**Data for this exercise:**
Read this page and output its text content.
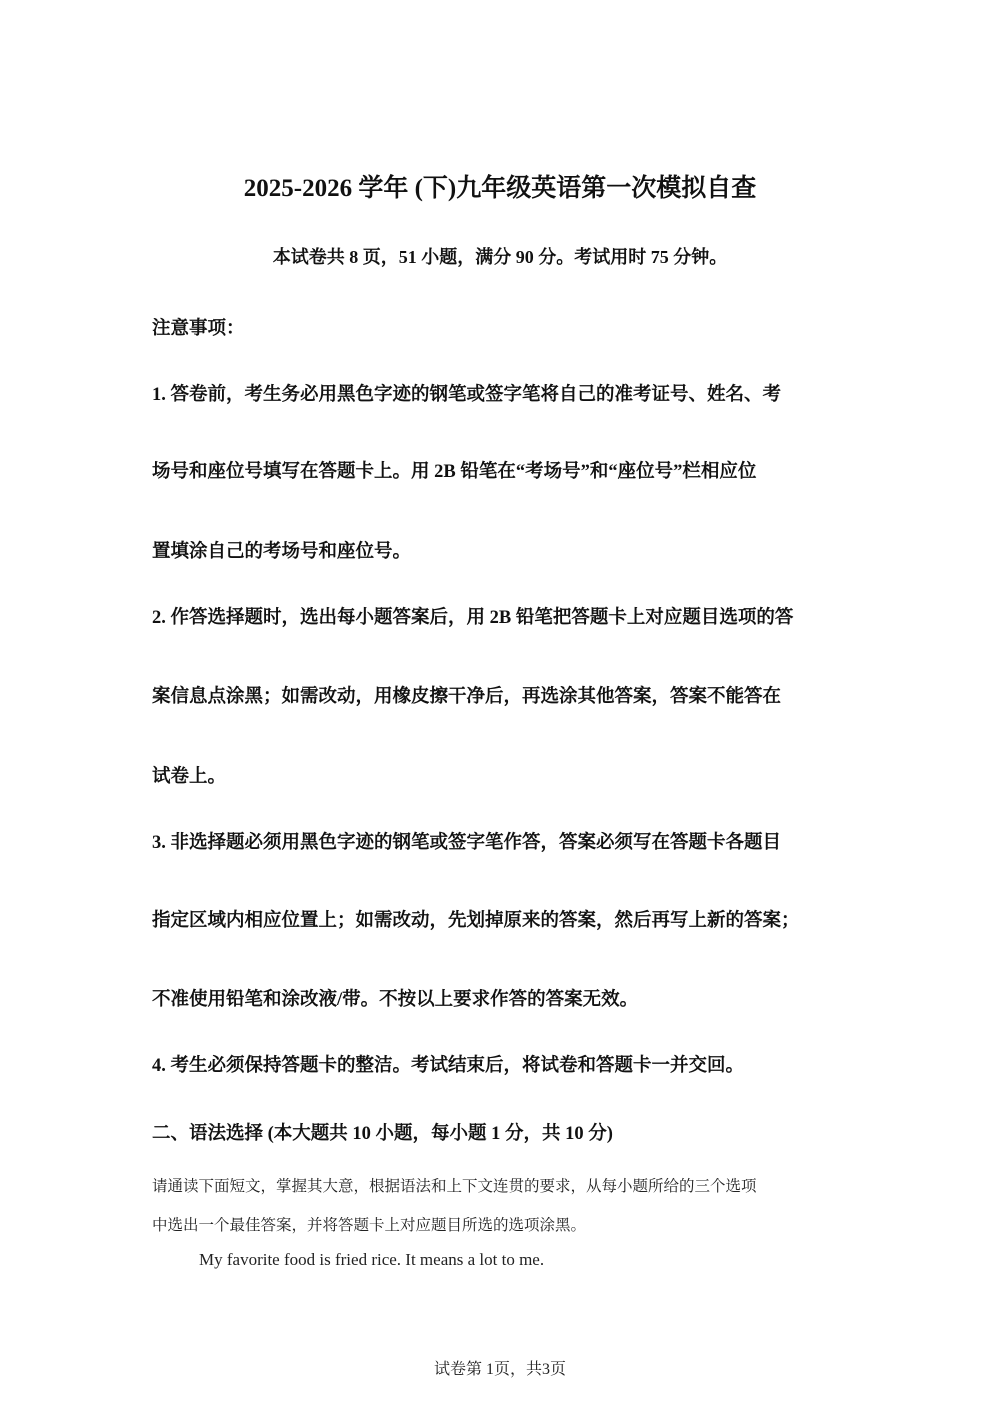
2025-2026 学年 (下)九年级英语第一次模拟自查
本试卷共 8 页，51 小题，满分 90 分。考试用时 75 分钟。
注意事项：
1. 答卷前，考生务必用黑色字迹的钢笔或签字笔将自己的准考证号、姓名、考
场号和座位号填写在答题卡上。用 2B 铅笔在“考场号”和“座位号”栏相应位
置填涂自己的考场号和座位号。
2. 作答选择题时，选出每小题答案后，用 2B 铅笔把答题卡上对应题目选项的答
案信息点涂黑；如需改动，用橡皮擦干净后，再选涂其他答案，答案不能答在
试卷上。
3. 非选择题必须用黑色字迹的钢笔或签字笔作答，答案必须写在答题卡各题目
指定区域内相应位置上；如需改动，先划掉原来的答案，然后再写上新的答案；
不准使用铅笔和涂改液/带。不按以上要求作答的答案无效。
4. 考生必须保持答题卡的整洁。考试结束后，将试卷和答题卡一并交回。
二、语法选择 (本大题共 10 小题，每小题 1 分，共 10 分)
请通读下面短文，掌握其大意，根据语法和上下文连贯的要求，从每小题所给的三个选项
中选出一个最佳答案，并将答题卡上对应题目所选的选项涂黑。
My favorite food is fried rice. It means a lot to me.
试卷第 1页，共3页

**The problem:** Reproduce every entry exactly, but omit each picture.

**Result for this exercise:**
Read this page and output its text content.
2025-2026 学年 (下)九年级英语第一次模拟自查
本试卷共 8 页，51 小题，满分 90 分。考试用时 75 分钟。
注意事项：
1. 答卷前，考生务必用黑色字迹的钢笔或签字笔将自己的准考证号、姓名、考
场号和座位号填写在答题卡上。用 2B 铅笔在“考场号”和“座位号”栏相应位
置填涂自己的考场号和座位号。
2. 作答选择题时，选出每小题答案后，用 2B 铅笔把答题卡上对应题目选项的答
案信息点涂黑；如需改动，用橡皮擦干净后，再选涂其他答案，答案不能答在
试卷上。
3. 非选择题必须用黑色字迹的钢笔或签字笔作答，答案必须写在答题卡各题目
指定区域内相应位置上；如需改动，先划掉原来的答案，然后再写上新的答案；
不准使用铅笔和涂改液/带。不按以上要求作答的答案无效。
4. 考生必须保持答题卡的整洁。考试结束后，将试卷和答题卡一并交回。
二、语法选择 (本大题共 10 小题，每小题 1 分，共 10 分)
请通读下面短文，掌握其大意，根据语法和上下文连贯的要求，从每小题所给的三个选项
中选出一个最佳答案，并将答题卡上对应题目所选的选项涂黑。
My favorite food is fried rice. It means a lot to me.
试卷第 1页，共3页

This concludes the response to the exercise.